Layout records
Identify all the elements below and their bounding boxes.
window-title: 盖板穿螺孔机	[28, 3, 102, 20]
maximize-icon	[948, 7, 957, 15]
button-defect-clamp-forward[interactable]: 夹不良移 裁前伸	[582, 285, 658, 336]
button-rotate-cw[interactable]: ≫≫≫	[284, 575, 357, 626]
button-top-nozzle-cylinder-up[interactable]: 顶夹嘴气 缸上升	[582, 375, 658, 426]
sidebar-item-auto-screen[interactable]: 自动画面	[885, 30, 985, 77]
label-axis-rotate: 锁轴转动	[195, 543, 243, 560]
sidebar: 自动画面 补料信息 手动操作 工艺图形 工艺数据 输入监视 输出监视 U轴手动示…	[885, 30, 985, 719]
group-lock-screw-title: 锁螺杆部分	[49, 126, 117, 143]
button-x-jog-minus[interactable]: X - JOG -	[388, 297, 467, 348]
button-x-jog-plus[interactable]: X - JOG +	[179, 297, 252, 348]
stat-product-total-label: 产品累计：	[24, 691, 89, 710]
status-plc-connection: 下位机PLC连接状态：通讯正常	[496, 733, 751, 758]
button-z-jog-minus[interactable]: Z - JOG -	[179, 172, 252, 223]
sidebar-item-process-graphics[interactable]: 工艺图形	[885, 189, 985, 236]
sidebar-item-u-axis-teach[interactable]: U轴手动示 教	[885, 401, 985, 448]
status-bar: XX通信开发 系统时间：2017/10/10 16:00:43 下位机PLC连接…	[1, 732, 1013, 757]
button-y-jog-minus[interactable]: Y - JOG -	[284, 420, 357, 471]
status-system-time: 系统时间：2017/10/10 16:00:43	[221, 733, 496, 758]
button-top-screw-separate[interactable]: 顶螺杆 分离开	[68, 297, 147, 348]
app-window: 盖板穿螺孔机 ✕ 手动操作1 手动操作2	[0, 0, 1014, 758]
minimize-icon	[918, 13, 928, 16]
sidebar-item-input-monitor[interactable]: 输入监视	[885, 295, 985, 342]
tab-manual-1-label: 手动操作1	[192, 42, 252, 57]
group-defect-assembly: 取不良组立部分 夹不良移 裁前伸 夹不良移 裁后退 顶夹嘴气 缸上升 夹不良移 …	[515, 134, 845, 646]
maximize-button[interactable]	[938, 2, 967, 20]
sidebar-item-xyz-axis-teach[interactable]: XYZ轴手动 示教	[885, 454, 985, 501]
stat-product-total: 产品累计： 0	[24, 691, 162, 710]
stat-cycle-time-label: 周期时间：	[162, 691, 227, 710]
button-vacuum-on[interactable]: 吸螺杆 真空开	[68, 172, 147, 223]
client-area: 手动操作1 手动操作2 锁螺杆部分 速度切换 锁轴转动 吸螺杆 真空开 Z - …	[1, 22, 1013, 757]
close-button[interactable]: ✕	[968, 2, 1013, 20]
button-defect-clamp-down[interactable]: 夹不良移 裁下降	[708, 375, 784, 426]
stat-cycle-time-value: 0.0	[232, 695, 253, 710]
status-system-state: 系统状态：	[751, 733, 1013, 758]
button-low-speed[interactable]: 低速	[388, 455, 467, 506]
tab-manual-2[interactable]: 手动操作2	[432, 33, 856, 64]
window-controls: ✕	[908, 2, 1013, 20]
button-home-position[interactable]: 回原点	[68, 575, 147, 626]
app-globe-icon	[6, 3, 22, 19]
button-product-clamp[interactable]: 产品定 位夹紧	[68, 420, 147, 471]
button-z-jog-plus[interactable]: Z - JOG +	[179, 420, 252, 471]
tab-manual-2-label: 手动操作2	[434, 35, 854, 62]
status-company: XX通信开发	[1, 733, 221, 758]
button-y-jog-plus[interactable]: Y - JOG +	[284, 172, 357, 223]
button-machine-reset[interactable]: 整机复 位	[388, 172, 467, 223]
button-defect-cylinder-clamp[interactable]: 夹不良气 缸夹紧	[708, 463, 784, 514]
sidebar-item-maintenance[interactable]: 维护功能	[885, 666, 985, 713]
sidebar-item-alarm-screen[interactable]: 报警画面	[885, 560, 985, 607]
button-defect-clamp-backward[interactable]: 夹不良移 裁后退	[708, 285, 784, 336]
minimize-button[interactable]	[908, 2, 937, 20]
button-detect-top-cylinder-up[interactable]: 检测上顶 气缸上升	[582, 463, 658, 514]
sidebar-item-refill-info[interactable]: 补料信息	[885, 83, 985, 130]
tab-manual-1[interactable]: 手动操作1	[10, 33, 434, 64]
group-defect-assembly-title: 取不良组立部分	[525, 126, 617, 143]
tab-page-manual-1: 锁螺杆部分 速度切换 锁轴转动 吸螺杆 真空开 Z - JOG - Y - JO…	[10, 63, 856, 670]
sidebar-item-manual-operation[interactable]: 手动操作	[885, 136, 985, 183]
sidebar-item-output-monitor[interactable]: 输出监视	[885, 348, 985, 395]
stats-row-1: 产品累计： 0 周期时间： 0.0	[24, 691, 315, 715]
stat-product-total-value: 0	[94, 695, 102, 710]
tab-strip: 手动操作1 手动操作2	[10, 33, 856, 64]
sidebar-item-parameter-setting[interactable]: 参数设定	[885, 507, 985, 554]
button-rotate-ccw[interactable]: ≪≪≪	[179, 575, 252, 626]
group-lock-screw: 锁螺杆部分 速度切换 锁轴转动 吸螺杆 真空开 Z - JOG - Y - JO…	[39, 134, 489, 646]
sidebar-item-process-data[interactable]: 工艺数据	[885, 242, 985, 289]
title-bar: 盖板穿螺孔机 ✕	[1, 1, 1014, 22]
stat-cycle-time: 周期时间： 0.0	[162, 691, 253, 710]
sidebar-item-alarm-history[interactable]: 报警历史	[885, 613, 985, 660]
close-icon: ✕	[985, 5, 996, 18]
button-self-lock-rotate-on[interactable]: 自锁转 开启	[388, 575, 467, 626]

▶ _TASK DETAILS_
Reproduce only the stretch of the data from the start through the line containing "375, 658, 426]", switching "interactable" to "clickable" and leaving all else unchanged.

▶ _RESULT FOR THIS EXERCISE_
Identify all the elements below and their bounding boxes.
window-title: 盖板穿螺孔机	[28, 3, 102, 20]
maximize-icon	[948, 7, 957, 15]
button-defect-clamp-forward[clickable]: 夹不良移 裁前伸	[582, 285, 658, 336]
button-rotate-cw[clickable]: ≫≫≫	[284, 575, 357, 626]
button-top-nozzle-cylinder-up[clickable]: 顶夹嘴气 缸上升	[582, 375, 658, 426]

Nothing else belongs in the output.